→ Work instructions
Write out each line word for word. Drop pictures.
#### Record excerpts ####
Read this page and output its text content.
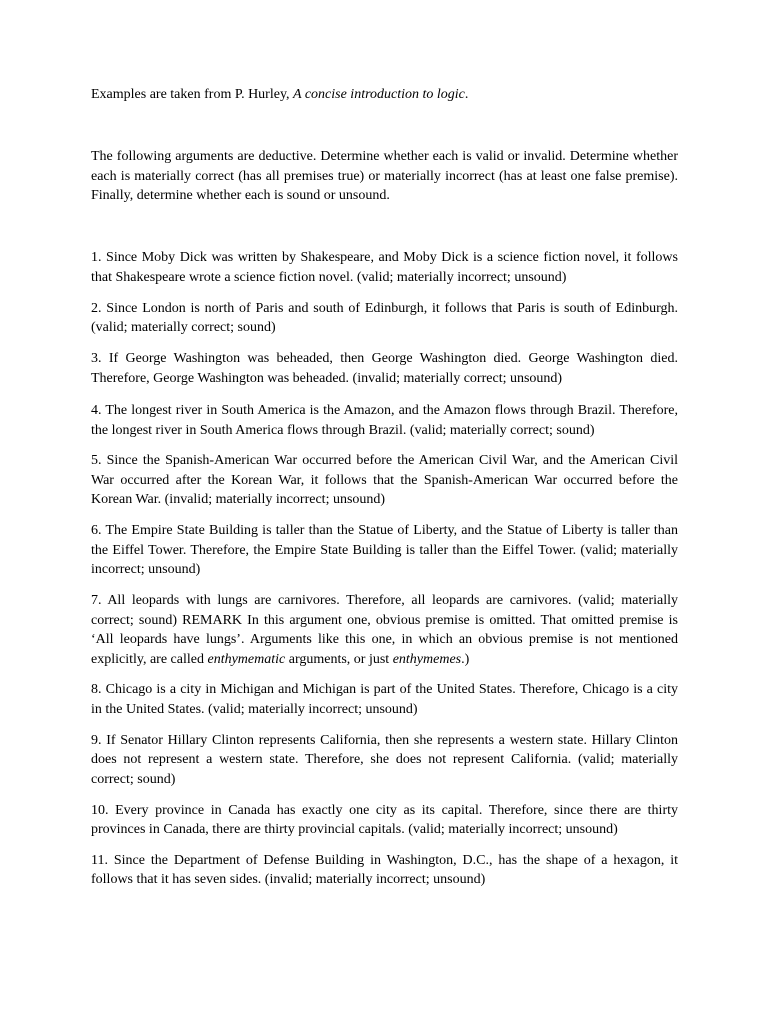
Examples are taken from P. Hurley, A concise introduction to logic.

The following arguments are deductive. Determine whether each is valid or invalid. Determine whether each is materially correct (has all premises true) or materially incorrect (has at least one false premise). Finally, determine whether each is sound or unsound.

1. Since Moby Dick was written by Shakespeare, and Moby Dick is a science fiction novel, it follows that Shakespeare wrote a science fiction novel. (valid; materially incorrect; unsound)
2. Since London is north of Paris and south of Edinburgh, it follows that Paris is south of Edinburgh. (valid; materially correct; sound)
3. If George Washington was beheaded, then George Washington died. George Washington died. Therefore, George Washington was beheaded. (invalid; materially correct; unsound)
4. The longest river in South America is the Amazon, and the Amazon flows through Brazil. Therefore, the longest river in South America flows through Brazil. (valid; materially correct; sound)
5. Since the Spanish-American War occurred before the American Civil War, and the American Civil War occurred after the Korean War, it follows that the Spanish-American War occurred before the Korean War. (invalid; materially incorrect; unsound)
6. The Empire State Building is taller than the Statue of Liberty, and the Statue of Liberty is taller than the Eiffel Tower. Therefore, the Empire State Building is taller than the Eiffel Tower. (valid; materially incorrect; unsound)
7. All leopards with lungs are carnivores. Therefore, all leopards are carnivores. (valid; materially correct; sound) REMARK In this argument one, obvious premise is omitted. That omitted premise is ‘All leopards have lungs’. Arguments like this one, in which an obvious premise is not mentioned explicitly, are called enthymematic arguments, or just enthymemes.)
8. Chicago is a city in Michigan and Michigan is part of the United States. Therefore, Chicago is a city in the United States. (valid; materially incorrect; unsound)
9. If Senator Hillary Clinton represents California, then she represents a western state. Hillary Clinton does not represent a western state. Therefore, she does not represent California. (valid; materially correct; sound)
10. Every province in Canada has exactly one city as its capital. Therefore, since there are thirty provinces in Canada, there are thirty provincial capitals. (valid; materially incorrect; unsound)
11. Since the Department of Defense Building in Washington, D.C., has the shape of a hexagon, it follows that it has seven sides. (invalid; materially incorrect; unsound)
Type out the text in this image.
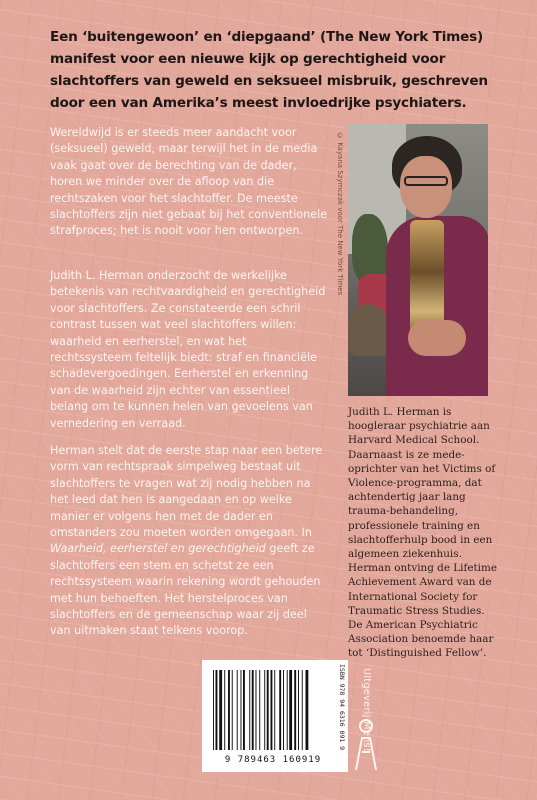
Een ‘buitengewoon’ en ‘diepgaand’ (The New York Times) manifest voor een nieuwe kijk op gerechtigheid voor slachtoffers van geweld en seksueel misbruik, geschreven door een van Amerika’s meest invloedrijke psychiaters.

Wereldwijd is er steeds meer aandacht voor (seksueel) geweld, maar terwijl het in de media vaak gaat over de berechting van de dader, horen we minder over de afloop van die rechtszaken voor het slachtoffer. De meeste slachtoffers zijn niet gebaat bij het conventionele strafproces; het is nooit voor hen ontworpen.

Judith L. Herman onderzocht de werkelijke betekenis van rechtvaardigheid en gerechtigheid voor slachtoffers. Ze constateerde een schril contrast tussen wat veel slachtoffers willen: waarheid en eerherstel, en wat het rechtssysteem feitelijk biedt: straf en financiële schadevergoedingen. Eerherstel en erkenning van de waarheid zijn echter van essentieel belang om te kunnen helen van gevoelens van vernedering en verraad.

Herman stelt dat de eerste stap naar een betere vorm van rechtspraak simpelweg bestaat uit slachtoffers te vragen wat zij nodig hebben na het leed dat hen is aangedaan en op welke manier er volgens hen met de dader en omstanders zou moeten worden omgegaan. In Waarheid, eerherstel en gerechtigheid geeft ze slachtoffers een stem en schetst ze een rechtssysteem waarin rekening wordt gehouden met hun behoeften. Het herstelproces van slachtoffers en de gemeenschap waar zij deel van uitmaken staat telkens voorop.

© Kayana Szymczak voor The New York Times
Judith L. Herman is hoogleraar psychiatrie aan Harvard Medical School. Daarnaast is ze mede-oprichter van het Victims of Violence-programma, dat achtendertig jaar lang trauma-behandeling, professionele training en slachtofferhulp bood in een algemeen ziekenhuis. Herman ontving de Lifetime Achievement Award van de International Society for Traumatic Stress Studies. De American Psychiatric Association benoemde haar tot ‘Distinguished Fellow’.
9 789463 160919
ISBN 978 94 6316 091 9 Uitgeverij Mens!
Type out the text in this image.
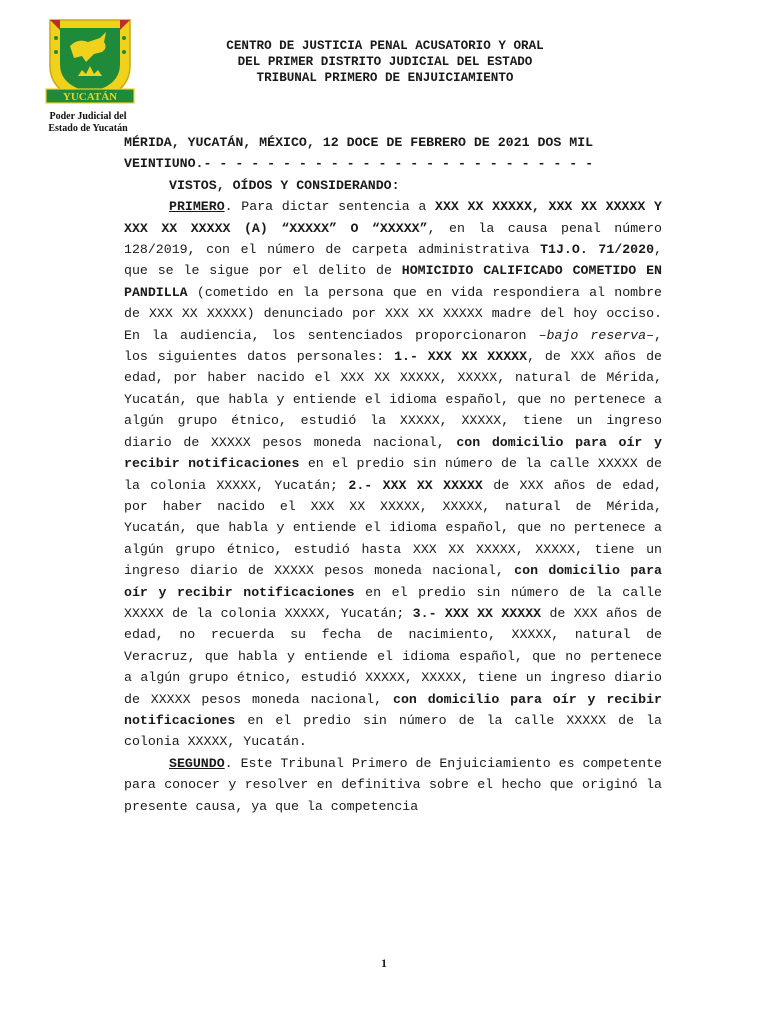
YUCATÁN
Poder Judicial del
Estado de Yucatán
CENTRO DE JUSTICIA PENAL ACUSATORIO Y ORAL
DEL PRIMER DISTRITO JUDICIAL DEL ESTADO
TRIBUNAL PRIMERO DE ENJUICIAMIENTO

MÉRIDA, YUCATÁN, MÉXICO, 12 DOCE DE FEBRERO DE 2021 DOS MIL
VEINTIUNO.- - - - - - - - - - - - - - - - - - - - - - - - -

VISTOS, OÍDOS Y CONSIDERANDO:

PRIMERO. Para dictar sentencia a XXX XX XXXXX, XXX XX XXXXX Y XXX XX XXXXX (A) “XXXXX” O “XXXXX”, en la causa penal número 128/2019, con el número de carpeta administrativa T1J.O. 71/2020, que se le sigue por el delito de HOMICIDIO CALIFICADO COMETIDO EN PANDILLA (cometido en la persona que en vida respondiera al nombre de XXX XX XXXXX) denunciado por XXX XX XXXXX madre del hoy occiso. En la audiencia, los sentenciados proporcionaron –bajo reserva–, los siguientes datos personales: 1.- XXX XX XXXXX, de XXX años de edad, por haber nacido el XXX XX XXXXX, XXXXX, natural de Mérida, Yucatán, que habla y entiende el idioma español, que no pertenece a algún grupo étnico, estudió la XXXXX, XXXXX, tiene un ingreso diario de XXXXX pesos moneda nacional, con domicilio para oír y recibir notificaciones en el predio sin número de la calle XXXXX de la colonia XXXXX, Yucatán; 2.- XXX XX XXXXX de XXX años de edad, por haber nacido el XXX XX XXXXX, XXXXX, natural de Mérida, Yucatán, que habla y entiende el idioma español, que no pertenece a algún grupo étnico, estudió hasta XXX XX XXXXX, XXXXX, tiene un ingreso diario de XXXXX pesos moneda nacional, con domicilio para oír y recibir notificaciones en el predio sin número de la calle XXXXX de la colonia XXXXX, Yucatán; 3.- XXX XX XXXXX de XXX años de edad, no recuerda su fecha de nacimiento, XXXXX, natural de Veracruz, que habla y entiende el idioma español, que no pertenece a algún grupo étnico, estudió XXXXX, XXXXX, tiene un ingreso diario de XXXXX pesos moneda nacional, con domicilio para oír y recibir notificaciones en el predio sin número de la calle XXXXX de la colonia XXXXX, Yucatán.

SEGUNDO. Este Tribunal Primero de Enjuiciamiento es competente para conocer y resolver en definitiva sobre el hecho que originó la presente causa, ya que la competencia

1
####
→ Answer to this task
Read this page and output its text content.
Examples are taken from P. Hurley, A concise introduction to logic.

The following arguments are deductive. Determine whether each is valid or invalid. Determine whether each is materially correct (has all premises true) or materially incorrect (has at least one false premise). Finally, determine whether each is sound or unsound.

1. Since Moby Dick was written by Shakespeare, and Moby Dick is a science fiction novel, it follows that Shakespeare wrote a science fiction novel. (valid; materially incorrect; unsound)
2. Since London is north of Paris and south of Edinburgh, it follows that Paris is south of Edinburgh. (valid; materially correct; sound)
3. If George Washington was beheaded, then George Washington died. George Washington died. Therefore, George Washington was beheaded. (invalid; materially correct; unsound)
4. The longest river in South America is the Amazon, and the Amazon flows through Brazil. Therefore, the longest river in South America flows through Brazil. (valid; materially correct; sound)
5. Since the Spanish-American War occurred before the American Civil War, and the American Civil War occurred after the Korean War, it follows that the Spanish-American War occurred before the Korean War. (invalid; materially incorrect; unsound)
6. The Empire State Building is taller than the Statue of Liberty, and the Statue of Liberty is taller than the Eiffel Tower. Therefore, the Empire State Building is taller than the Eiffel Tower. (valid; materially incorrect; unsound)
7. All leopards with lungs are carnivores. Therefore, all leopards are carnivores. (valid; materially correct; sound) REMARK In this argument one, obvious premise is omitted. That omitted premise is ‘All leopards have lungs’. Arguments like this one, in which an obvious premise is not mentioned explicitly, are called enthymematic arguments, or just enthymemes.)
8. Chicago is a city in Michigan and Michigan is part of the United States. Therefore, Chicago is a city in the United States. (valid; materially incorrect; unsound)
9. If Senator Hillary Clinton represents California, then she represents a western state. Hillary Clinton does not represent a western state. Therefore, she does not represent California. (valid; materially correct; sound)
10. Every province in Canada has exactly one city as its capital. Therefore, since there are thirty provinces in Canada, there are thirty provincial capitals. (valid; materially incorrect; unsound)
11. Since the Department of Defense Building in Washington, D.C., has the shape of a hexagon, it follows that it has seven sides. (invalid; materially incorrect; unsound)
Type out the text in this image.
Een ‘buitengewoon’ en ‘diepgaand’ (The New York Times) manifest voor een nieuwe kijk op gerechtigheid voor slachtoffers van geweld en seksueel misbruik, geschreven door een van Amerika’s meest invloedrijke psychiaters.

Wereldwijd is er steeds meer aandacht voor (seksueel) geweld, maar terwijl het in de media vaak gaat over de berechting van de dader, horen we minder over de afloop van die rechtszaken voor het slachtoffer. De meeste slachtoffers zijn niet gebaat bij het conventionele strafproces; het is nooit voor hen ontworpen.

Judith L. Herman onderzocht de werkelijke betekenis van rechtvaardigheid en gerechtigheid voor slachtoffers. Ze constateerde een schril contrast tussen wat veel slachtoffers willen: waarheid en eerherstel, en wat het rechtssysteem feitelijk biedt: straf en financiële schadevergoedingen. Eerherstel en erkenning van de waarheid zijn echter van essentieel belang om te kunnen helen van gevoelens van vernedering en verraad.

Herman stelt dat de eerste stap naar een betere vorm van rechtspraak simpelweg bestaat uit slachtoffers te vragen wat zij nodig hebben na het leed dat hen is aangedaan en op welke manier er volgens hen met de dader en omstanders zou moeten worden omgegaan. In Waarheid, eerherstel en gerechtigheid geeft ze slachtoffers een stem en schetst ze een rechtssysteem waarin rekening wordt gehouden met hun behoeften. Het herstelproces van slachtoffers en de gemeenschap waar zij deel van uitmaken staat telkens voorop.

© Kayana Szymczak voor The New York Times
Judith L. Herman is hoogleraar psychiatrie aan Harvard Medical School. Daarnaast is ze mede-oprichter van het Victims of Violence-programma, dat achtendertig jaar lang trauma-behandeling, professionele training en slachtofferhulp bood in een algemeen ziekenhuis. Herman ontving de Lifetime Achievement Award van de International Society for Traumatic Stress Studies. De American Psychiatric Association benoemde haar tot ‘Distinguished Fellow’.
9 789463 160919
ISBN 978 94 6316 091 9 Uitgeverij Mens!
Type out the text in this image.
YUCATÁN
Poder Judicial del
Estado de Yucatán
CENTRO DE JUSTICIA PENAL ACUSATORIO Y ORAL
DEL PRIMER DISTRITO JUDICIAL DEL ESTADO
TRIBUNAL PRIMERO DE ENJUICIAMIENTO

MÉRIDA, YUCATÁN, MÉXICO, 12 DOCE DE FEBRERO DE 2021 DOS MIL
VEINTIUNO.- - - - - - - - - - - - - - - - - - - - - - - - -

VISTOS, OÍDOS Y CONSIDERANDO:

PRIMERO. Para dictar sentencia a XXX XX XXXXX, XXX XX XXXXX Y XXX XX XXXXX (A) “XXXXX” O “XXXXX”, en la causa penal número 128/2019, con el número de carpeta administrativa T1J.O. 71/2020, que se le sigue por el delito de HOMICIDIO CALIFICADO COMETIDO EN PANDILLA (cometido en la persona que en vida respondiera al nombre de XXX XX XXXXX) denunciado por XXX XX XXXXX madre del hoy occiso. En la audiencia, los sentenciados proporcionaron –bajo reserva–, los siguientes datos personales: 1.- XXX XX XXXXX, de XXX años de edad, por haber nacido el XXX XX XXXXX, XXXXX, natural de Mérida, Yucatán, que habla y entiende el idioma español, que no pertenece a algún grupo étnico, estudió la XXXXX, XXXXX, tiene un ingreso diario de XXXXX pesos moneda nacional, con domicilio para oír y recibir notificaciones en el predio sin número de la calle XXXXX de la colonia XXXXX, Yucatán; 2.- XXX XX XXXXX de XXX años de edad, por haber nacido el XXX XX XXXXX, XXXXX, natural de Mérida, Yucatán, que habla y entiende el idioma español, que no pertenece a algún grupo étnico, estudió hasta XXX XX XXXXX, XXXXX, tiene un ingreso diario de XXXXX pesos moneda nacional, con domicilio para oír y recibir notificaciones en el predio sin número de la calle XXXXX de la colonia XXXXX, Yucatán; 3.- XXX XX XXXXX de XXX años de edad, no recuerda su fecha de nacimiento, XXXXX, natural de Veracruz, que habla y entiende el idioma español, que no pertenece a algún grupo étnico, estudió XXXXX, XXXXX, tiene un ingreso diario de XXXXX pesos moneda nacional, con domicilio para oír y recibir notificaciones en el predio sin número de la calle XXXXX de la colonia XXXXX, Yucatán.

SEGUNDO. Este Tribunal Primero de Enjuiciamiento es competente para conocer y resolver en definitiva sobre el hecho que originó la presente causa, ya que la competencia

1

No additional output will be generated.